§ **RAW RECORDS**
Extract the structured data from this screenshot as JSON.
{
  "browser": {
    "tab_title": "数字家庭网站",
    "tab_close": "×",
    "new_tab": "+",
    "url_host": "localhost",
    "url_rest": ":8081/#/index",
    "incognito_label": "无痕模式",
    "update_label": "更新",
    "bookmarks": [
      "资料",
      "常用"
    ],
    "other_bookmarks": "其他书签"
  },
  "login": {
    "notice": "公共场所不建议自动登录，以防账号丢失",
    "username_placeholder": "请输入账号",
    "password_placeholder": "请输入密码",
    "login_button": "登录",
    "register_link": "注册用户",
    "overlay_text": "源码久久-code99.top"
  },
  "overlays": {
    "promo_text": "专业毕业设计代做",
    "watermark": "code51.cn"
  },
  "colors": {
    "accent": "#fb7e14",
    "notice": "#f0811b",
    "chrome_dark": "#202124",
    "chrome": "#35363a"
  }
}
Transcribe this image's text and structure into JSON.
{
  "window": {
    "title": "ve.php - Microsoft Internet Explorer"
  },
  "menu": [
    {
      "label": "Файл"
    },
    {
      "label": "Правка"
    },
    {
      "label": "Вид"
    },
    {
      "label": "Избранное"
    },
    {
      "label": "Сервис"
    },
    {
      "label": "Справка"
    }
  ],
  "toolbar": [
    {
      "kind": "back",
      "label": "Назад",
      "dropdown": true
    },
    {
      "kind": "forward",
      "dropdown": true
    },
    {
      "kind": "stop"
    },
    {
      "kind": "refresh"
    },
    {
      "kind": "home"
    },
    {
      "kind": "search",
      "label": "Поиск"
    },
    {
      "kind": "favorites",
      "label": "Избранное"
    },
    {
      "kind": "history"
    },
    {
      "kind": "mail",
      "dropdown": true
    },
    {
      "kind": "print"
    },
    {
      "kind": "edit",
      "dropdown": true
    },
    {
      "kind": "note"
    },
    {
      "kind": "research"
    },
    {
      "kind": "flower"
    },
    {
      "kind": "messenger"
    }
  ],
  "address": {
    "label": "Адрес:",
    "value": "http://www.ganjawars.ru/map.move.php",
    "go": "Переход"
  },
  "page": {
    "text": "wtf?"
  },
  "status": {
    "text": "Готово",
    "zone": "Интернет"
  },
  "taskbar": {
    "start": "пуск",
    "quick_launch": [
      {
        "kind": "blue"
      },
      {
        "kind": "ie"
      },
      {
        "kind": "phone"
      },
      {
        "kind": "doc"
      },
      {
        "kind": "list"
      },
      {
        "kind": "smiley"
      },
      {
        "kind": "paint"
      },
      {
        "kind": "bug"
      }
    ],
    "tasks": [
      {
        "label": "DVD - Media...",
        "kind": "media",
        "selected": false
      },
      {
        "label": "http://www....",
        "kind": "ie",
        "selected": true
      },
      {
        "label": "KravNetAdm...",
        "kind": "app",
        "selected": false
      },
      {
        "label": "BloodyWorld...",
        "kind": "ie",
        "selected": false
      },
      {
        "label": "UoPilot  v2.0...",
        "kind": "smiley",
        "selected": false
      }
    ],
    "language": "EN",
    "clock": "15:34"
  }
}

§ **EXERCISE AIM**
Copy out the lines in which the string "JSON" appears.

§ **RESULT**
Extract the structured data from this screenshot as JSON.
Transcribe this image's text and structure into JSON.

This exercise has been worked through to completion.